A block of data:
+--

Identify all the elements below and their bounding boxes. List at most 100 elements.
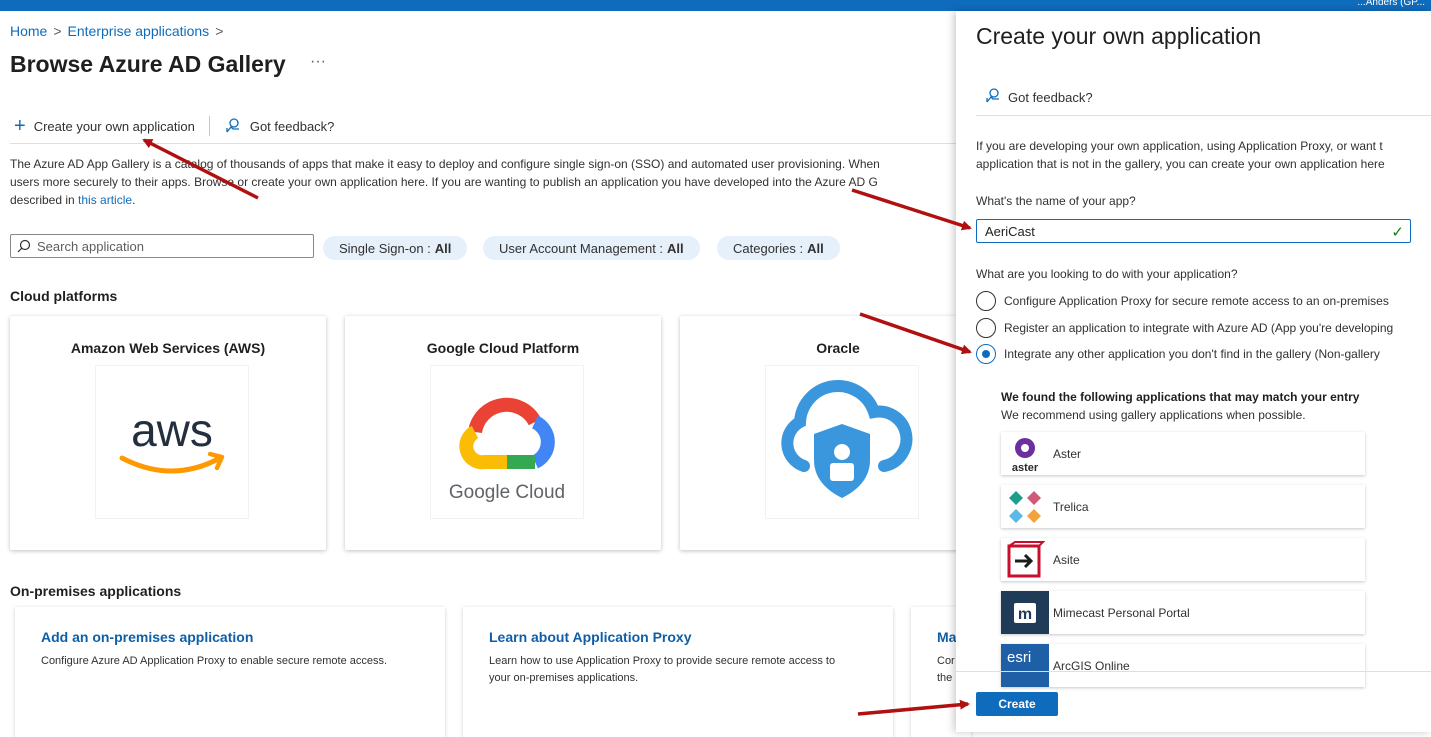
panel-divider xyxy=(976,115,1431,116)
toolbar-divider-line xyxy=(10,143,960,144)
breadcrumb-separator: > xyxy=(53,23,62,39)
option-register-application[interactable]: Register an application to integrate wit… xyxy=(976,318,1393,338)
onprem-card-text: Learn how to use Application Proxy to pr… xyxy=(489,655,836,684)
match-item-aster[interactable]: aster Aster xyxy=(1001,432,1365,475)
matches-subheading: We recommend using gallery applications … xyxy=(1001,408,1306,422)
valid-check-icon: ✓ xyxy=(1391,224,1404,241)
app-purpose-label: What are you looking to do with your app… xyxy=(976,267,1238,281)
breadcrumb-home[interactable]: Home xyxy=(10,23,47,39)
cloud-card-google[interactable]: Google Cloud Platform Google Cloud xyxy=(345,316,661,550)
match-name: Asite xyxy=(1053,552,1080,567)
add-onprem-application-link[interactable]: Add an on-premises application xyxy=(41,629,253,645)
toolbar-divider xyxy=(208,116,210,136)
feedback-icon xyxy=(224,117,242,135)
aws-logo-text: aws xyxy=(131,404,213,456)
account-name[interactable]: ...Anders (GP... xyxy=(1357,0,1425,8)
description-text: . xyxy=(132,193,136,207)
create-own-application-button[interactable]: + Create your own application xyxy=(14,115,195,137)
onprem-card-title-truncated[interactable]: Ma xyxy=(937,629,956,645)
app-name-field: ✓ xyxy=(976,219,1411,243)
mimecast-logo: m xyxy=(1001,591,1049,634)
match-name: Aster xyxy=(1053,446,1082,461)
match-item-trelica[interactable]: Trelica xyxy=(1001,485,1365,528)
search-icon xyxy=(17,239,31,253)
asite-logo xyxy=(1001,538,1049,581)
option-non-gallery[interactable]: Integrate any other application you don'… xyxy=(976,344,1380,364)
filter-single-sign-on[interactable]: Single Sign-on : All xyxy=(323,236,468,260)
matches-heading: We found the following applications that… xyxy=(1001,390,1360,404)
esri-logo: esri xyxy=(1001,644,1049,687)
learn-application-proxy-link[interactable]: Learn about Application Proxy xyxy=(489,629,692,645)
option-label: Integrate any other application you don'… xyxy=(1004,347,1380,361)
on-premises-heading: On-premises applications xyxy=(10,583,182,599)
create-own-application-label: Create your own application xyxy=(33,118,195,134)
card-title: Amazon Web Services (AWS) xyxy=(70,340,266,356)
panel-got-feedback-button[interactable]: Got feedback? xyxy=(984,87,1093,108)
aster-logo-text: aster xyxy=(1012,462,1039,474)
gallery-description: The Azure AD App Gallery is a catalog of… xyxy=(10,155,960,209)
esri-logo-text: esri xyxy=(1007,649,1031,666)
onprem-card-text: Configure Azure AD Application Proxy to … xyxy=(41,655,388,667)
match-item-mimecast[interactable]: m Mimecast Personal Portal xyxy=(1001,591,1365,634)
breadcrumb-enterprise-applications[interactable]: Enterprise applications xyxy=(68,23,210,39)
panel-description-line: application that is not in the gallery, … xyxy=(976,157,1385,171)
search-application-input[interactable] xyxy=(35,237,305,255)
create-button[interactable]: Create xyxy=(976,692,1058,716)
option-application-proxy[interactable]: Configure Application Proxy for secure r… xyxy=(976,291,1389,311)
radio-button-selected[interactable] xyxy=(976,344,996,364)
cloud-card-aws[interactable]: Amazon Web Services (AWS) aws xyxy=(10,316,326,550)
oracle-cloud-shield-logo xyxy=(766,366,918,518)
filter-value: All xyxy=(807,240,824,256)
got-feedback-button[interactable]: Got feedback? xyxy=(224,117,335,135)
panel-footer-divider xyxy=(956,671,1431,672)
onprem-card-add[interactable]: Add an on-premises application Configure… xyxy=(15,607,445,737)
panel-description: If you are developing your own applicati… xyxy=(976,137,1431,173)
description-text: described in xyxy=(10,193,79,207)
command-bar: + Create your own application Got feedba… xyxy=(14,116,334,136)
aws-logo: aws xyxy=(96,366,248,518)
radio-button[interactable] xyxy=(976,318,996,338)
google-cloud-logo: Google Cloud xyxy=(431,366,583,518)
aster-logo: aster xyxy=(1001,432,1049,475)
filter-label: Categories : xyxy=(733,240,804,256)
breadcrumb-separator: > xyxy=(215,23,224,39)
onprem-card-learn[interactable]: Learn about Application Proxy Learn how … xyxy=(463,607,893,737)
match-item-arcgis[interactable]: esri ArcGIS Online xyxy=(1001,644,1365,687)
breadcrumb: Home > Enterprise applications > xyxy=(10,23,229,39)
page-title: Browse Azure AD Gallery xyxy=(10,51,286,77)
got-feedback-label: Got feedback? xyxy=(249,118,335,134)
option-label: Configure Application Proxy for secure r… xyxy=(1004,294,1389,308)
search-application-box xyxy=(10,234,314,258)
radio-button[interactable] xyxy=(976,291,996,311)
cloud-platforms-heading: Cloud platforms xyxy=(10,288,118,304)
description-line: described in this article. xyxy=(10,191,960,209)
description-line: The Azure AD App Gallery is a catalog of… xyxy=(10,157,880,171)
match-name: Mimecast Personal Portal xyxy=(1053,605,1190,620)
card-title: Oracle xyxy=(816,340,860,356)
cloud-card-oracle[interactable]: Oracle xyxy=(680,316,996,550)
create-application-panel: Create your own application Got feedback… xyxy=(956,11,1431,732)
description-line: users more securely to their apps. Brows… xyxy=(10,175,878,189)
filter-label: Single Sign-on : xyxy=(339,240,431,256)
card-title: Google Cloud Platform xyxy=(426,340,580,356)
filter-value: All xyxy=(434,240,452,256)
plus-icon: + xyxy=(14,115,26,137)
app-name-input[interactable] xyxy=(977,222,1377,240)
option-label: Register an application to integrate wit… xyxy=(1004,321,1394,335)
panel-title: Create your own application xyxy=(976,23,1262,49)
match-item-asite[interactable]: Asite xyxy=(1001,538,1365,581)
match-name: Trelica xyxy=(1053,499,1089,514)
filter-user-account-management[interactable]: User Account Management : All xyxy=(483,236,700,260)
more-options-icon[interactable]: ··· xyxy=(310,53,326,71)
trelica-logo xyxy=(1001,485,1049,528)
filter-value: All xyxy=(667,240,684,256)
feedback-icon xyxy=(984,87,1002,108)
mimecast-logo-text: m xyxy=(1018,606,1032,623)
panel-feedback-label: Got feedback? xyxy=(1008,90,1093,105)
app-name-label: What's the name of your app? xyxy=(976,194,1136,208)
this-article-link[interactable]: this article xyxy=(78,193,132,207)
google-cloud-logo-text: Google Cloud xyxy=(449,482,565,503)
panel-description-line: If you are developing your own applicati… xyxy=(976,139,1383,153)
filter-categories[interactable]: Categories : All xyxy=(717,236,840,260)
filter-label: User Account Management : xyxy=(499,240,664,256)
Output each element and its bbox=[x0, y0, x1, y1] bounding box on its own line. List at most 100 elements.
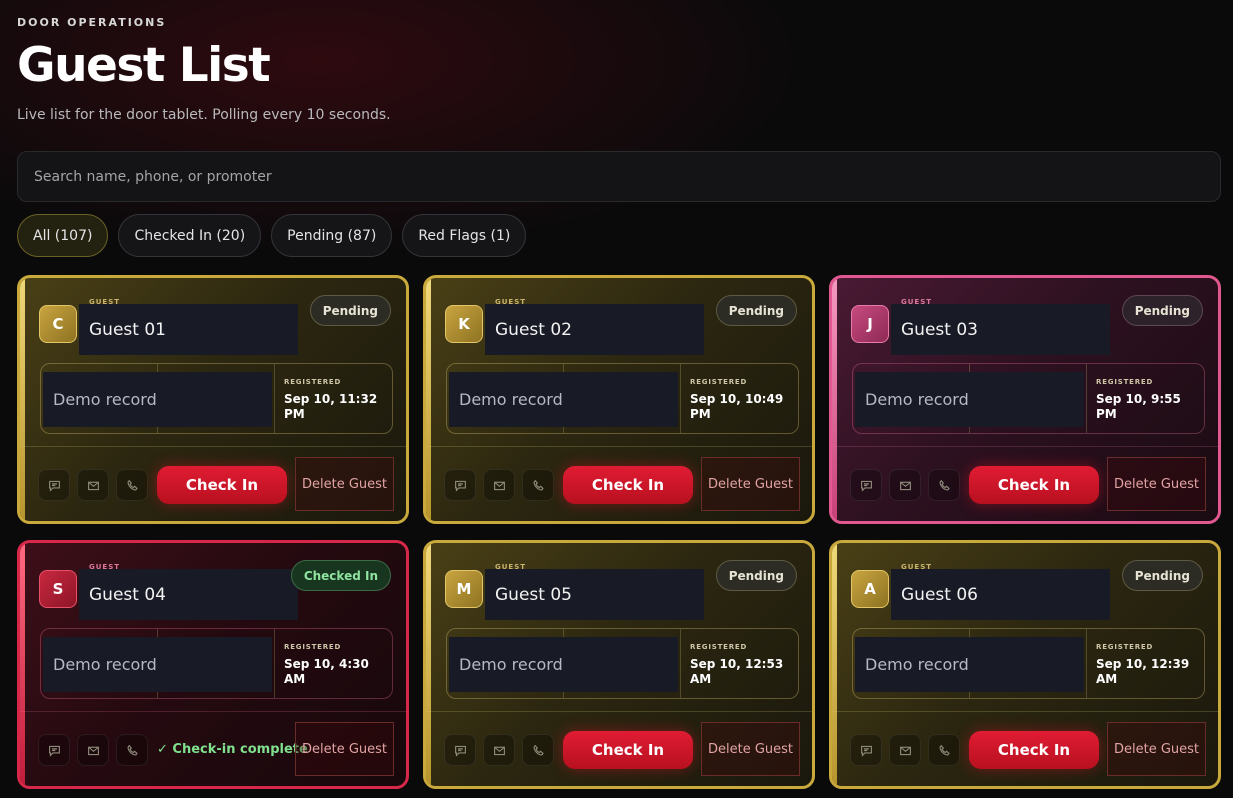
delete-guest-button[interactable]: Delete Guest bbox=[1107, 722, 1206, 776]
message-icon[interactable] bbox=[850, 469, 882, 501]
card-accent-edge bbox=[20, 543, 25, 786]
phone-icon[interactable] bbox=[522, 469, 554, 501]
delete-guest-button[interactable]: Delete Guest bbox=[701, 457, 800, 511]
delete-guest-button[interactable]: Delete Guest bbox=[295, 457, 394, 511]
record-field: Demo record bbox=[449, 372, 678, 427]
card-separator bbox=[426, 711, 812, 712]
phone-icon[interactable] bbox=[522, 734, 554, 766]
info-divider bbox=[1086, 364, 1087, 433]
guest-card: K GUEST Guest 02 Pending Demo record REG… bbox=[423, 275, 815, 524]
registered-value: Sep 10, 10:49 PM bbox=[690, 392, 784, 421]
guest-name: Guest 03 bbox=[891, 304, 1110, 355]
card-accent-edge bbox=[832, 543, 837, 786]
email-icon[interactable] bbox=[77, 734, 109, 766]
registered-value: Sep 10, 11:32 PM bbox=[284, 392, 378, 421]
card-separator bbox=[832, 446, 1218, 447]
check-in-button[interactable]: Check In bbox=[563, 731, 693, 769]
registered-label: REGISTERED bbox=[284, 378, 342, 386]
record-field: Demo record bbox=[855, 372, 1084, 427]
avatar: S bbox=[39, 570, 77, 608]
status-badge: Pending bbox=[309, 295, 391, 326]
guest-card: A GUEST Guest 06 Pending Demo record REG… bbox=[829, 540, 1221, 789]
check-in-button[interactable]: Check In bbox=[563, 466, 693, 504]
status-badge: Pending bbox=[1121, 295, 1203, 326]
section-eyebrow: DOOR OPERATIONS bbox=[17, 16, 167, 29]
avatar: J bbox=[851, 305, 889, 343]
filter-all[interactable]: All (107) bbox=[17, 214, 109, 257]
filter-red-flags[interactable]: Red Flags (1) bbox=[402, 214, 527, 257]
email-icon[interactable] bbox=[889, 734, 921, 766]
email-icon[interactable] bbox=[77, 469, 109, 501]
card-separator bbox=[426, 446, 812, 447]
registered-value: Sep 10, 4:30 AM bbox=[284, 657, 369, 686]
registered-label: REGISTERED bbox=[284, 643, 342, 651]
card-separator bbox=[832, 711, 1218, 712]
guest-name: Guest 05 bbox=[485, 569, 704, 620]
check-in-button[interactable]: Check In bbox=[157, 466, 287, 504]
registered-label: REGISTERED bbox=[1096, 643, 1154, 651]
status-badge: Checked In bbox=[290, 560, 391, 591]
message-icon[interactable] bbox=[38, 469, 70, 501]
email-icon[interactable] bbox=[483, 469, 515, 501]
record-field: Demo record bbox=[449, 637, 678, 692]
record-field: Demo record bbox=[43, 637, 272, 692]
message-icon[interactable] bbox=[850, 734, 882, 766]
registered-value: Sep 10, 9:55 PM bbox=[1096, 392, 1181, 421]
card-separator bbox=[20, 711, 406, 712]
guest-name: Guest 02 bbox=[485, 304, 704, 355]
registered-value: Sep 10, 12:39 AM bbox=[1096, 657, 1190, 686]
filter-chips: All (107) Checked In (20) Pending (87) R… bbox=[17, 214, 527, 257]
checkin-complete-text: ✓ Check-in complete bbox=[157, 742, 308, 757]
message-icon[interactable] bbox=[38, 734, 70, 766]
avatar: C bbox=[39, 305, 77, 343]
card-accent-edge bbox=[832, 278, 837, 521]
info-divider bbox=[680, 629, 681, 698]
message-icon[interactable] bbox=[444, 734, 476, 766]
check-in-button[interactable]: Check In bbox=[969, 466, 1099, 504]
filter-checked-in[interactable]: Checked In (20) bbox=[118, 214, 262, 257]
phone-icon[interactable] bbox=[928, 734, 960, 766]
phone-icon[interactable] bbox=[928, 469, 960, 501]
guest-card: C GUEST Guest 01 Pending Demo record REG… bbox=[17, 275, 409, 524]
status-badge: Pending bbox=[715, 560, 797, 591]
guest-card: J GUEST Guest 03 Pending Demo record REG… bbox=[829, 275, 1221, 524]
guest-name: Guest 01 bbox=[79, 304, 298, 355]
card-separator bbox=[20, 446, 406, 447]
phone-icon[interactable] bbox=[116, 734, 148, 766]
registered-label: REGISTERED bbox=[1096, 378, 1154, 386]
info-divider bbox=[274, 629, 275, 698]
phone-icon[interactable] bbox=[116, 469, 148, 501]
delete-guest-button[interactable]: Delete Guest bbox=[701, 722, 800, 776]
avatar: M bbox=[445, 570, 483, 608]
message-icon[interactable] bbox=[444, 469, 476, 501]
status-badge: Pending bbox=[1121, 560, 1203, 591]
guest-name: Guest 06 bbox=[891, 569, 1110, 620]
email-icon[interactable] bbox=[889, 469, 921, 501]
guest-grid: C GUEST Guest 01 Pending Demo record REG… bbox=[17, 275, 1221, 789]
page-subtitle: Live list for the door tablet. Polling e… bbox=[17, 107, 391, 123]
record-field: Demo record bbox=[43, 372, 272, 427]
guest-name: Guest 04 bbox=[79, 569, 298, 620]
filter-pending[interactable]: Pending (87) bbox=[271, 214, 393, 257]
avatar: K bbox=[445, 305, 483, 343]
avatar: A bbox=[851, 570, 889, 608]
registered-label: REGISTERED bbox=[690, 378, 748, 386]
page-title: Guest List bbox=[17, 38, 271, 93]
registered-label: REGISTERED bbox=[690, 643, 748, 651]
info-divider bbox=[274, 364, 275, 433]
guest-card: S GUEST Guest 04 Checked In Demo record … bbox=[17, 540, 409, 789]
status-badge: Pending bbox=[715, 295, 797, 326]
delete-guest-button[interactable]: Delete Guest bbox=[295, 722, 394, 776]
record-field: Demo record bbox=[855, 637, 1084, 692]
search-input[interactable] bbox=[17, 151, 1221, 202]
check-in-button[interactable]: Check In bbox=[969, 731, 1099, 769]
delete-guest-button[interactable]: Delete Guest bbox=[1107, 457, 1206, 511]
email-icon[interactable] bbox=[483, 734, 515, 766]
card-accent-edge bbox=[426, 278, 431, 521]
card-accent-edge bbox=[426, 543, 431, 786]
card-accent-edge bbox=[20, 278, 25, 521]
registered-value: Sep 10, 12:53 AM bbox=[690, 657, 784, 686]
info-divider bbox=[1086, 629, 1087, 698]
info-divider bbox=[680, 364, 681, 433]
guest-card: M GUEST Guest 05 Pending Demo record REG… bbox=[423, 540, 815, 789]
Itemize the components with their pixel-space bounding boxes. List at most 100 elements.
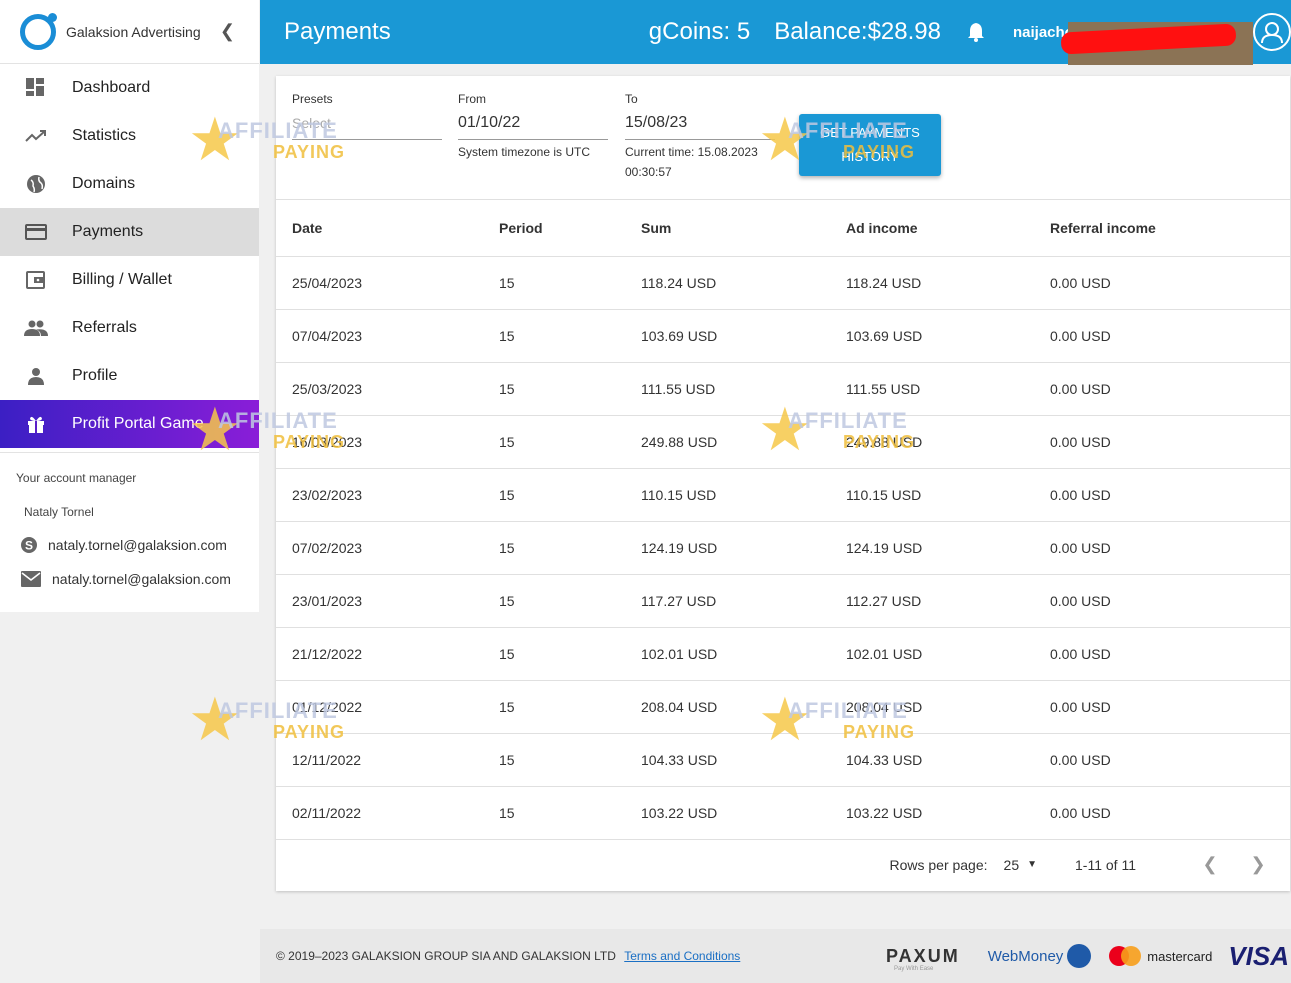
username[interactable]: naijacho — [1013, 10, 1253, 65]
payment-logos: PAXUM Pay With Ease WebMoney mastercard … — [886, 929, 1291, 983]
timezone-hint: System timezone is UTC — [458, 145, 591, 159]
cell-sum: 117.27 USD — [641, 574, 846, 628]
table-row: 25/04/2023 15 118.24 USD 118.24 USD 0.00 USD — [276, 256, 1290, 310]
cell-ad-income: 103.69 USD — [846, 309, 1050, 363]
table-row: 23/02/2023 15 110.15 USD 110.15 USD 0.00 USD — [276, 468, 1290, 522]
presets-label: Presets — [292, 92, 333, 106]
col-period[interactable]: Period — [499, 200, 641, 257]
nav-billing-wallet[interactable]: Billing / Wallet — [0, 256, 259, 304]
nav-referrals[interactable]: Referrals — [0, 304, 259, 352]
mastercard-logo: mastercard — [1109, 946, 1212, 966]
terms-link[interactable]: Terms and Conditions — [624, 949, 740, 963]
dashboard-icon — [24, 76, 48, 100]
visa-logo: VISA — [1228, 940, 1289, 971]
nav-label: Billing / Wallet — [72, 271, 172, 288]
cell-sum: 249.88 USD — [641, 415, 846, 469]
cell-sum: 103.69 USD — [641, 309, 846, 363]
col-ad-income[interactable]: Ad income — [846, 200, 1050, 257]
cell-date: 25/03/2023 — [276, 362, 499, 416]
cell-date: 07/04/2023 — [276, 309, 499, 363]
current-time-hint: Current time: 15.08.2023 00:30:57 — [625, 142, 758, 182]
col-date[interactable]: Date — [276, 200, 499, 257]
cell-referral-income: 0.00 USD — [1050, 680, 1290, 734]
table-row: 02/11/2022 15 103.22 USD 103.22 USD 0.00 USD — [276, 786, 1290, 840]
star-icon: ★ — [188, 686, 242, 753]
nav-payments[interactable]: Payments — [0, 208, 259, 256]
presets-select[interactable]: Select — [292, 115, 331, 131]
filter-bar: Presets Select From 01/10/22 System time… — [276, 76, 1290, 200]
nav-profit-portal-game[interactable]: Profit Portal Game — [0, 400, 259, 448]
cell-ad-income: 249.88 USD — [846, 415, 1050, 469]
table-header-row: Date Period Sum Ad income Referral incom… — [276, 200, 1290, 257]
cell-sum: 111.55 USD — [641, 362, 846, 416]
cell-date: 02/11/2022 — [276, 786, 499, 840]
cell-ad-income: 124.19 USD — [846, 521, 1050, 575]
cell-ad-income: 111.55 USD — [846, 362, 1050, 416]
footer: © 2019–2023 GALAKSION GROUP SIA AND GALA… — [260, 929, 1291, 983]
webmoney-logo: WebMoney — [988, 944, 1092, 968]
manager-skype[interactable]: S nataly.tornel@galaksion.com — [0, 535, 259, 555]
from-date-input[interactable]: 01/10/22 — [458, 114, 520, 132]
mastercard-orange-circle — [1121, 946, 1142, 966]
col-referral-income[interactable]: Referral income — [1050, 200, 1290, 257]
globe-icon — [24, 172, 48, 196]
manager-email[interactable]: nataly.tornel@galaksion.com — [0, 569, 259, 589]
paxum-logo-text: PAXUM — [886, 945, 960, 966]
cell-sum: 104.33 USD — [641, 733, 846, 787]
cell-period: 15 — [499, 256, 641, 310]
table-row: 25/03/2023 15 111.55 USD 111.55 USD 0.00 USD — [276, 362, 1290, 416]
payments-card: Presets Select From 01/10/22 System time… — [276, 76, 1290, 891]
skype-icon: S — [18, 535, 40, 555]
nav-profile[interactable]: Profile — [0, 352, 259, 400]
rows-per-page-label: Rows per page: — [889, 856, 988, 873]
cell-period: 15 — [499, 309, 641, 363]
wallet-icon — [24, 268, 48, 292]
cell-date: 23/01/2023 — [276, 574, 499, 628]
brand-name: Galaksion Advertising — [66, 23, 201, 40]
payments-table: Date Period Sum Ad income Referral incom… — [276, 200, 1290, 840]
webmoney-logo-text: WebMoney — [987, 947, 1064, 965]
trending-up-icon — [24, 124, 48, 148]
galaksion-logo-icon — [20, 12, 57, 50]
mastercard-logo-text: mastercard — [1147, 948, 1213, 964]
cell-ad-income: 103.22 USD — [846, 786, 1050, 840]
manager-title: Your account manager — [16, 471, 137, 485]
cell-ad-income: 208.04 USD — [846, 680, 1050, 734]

+--

**Goal:** Edit the listing from the line that contains "722, 1206, 776]" through the line that contains "457, 394, 511]", changing "Delete Guest" to "Remove Guest" and leaving everything else untouched. Give back only those lines.

**Result of this exercise:**
delete-guest-button[interactable]: Remove Guest bbox=[1107, 722, 1206, 776]
message-icon[interactable] bbox=[850, 469, 882, 501]
card-accent-edge bbox=[20, 543, 25, 786]
phone-icon[interactable] bbox=[522, 469, 554, 501]
delete-guest-button[interactable]: Remove Guest bbox=[701, 457, 800, 511]
delete-guest-button[interactable]: Remove Guest bbox=[295, 457, 394, 511]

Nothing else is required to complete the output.